## Short exercise:
Every line of the material below should be repeated exactly.

# Data to process start

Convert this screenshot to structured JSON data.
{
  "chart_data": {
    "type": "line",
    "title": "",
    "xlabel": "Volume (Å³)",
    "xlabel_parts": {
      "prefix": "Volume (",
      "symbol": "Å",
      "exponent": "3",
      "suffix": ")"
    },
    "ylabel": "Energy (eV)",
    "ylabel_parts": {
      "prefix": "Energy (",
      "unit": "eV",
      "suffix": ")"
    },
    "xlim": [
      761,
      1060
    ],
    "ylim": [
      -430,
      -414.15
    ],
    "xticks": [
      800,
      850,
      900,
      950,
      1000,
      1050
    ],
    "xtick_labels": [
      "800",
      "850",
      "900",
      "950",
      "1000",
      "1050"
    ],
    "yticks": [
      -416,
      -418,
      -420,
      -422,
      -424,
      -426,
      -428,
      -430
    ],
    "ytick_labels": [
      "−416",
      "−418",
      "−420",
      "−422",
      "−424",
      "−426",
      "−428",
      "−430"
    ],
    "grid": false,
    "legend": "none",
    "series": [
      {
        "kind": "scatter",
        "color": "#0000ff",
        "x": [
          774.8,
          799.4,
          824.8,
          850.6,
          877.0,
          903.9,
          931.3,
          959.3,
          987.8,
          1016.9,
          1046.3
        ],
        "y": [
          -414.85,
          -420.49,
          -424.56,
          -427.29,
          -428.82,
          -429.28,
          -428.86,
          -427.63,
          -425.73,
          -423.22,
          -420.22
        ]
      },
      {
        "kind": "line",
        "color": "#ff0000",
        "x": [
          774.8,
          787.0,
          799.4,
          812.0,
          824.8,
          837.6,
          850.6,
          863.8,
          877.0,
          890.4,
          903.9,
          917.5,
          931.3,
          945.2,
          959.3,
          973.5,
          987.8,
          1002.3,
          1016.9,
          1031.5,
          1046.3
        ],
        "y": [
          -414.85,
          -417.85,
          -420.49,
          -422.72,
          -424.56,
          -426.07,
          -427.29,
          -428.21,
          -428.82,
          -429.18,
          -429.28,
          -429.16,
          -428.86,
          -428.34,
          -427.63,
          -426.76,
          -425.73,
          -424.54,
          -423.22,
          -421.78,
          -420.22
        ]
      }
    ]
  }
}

# Data to process end

## Written reply:
Convert this screenshot to structured JSON data.
{
  "chart_data": {
    "type": "line",
    "title": "",
    "xlabel": "Volume (Å³)",
    "xlabel_parts": {
      "prefix": "Volume (",
      "symbol": "Å",
      "exponent": "3",
      "suffix": ")"
    },
    "ylabel": "Energy (eV)",
    "ylabel_parts": {
      "prefix": "Energy (",
      "unit": "eV",
      "suffix": ")"
    },
    "xlim": [
      761,
      1060
    ],
    "ylim": [
      -430,
      -414.15
    ],
    "xticks": [
      800,
      850,
      900,
      950,
      1000,
      1050
    ],
    "xtick_labels": [
      "800",
      "850",
      "900",
      "950",
      "1000",
      "1050"
    ],
    "yticks": [
      -416,
      -418,
      -420,
      -422,
      -424,
      -426,
      -428,
      -430
    ],
    "ytick_labels": [
      "−416",
      "−418",
      "−420",
      "−422",
      "−424",
      "−426",
      "−428",
      "−430"
    ],
    "grid": false,
    "legend": "none",
    "series": [
      {
        "kind": "scatter",
        "color": "#0000ff",
        "x": [
          774.8,
          799.4,
          824.8,
          850.6,
          877.0,
          903.9,
          931.3,
          959.3,
          987.8,
          1016.9,
          1046.3
        ],
        "y": [
          -414.85,
          -420.49,
          -424.56,
          -427.29,
          -428.82,
          -429.28,
          -428.86,
          -427.63,
          -425.73,
          -423.22,
          -420.22
        ]
      },
      {
        "kind": "line",
        "color": "#ff0000",
        "x": [
          774.8,
          787.0,
          799.4,
          812.0,
          824.8,
          837.6,
          850.6,
          863.8,
          877.0,
          890.4,
          903.9,
          917.5,
          931.3,
          945.2,
          959.3,
          973.5,
          987.8,
          1002.3,
          1016.9,
          1031.5,
          1046.3
        ],
        "y": [
          -414.85,
          -417.85,
          -420.49,
          -422.72,
          -424.56,
          -426.07,
          -427.29,
          -428.21,
          -428.82,
          -429.18,
          -429.28,
          -429.16,
          -428.86,
          -428.34,
          -427.63,
          -426.76,
          -425.73,
          -424.54,
          -423.22,
          -421.78,
          -420.22
        ]
      }
    ]
  }
}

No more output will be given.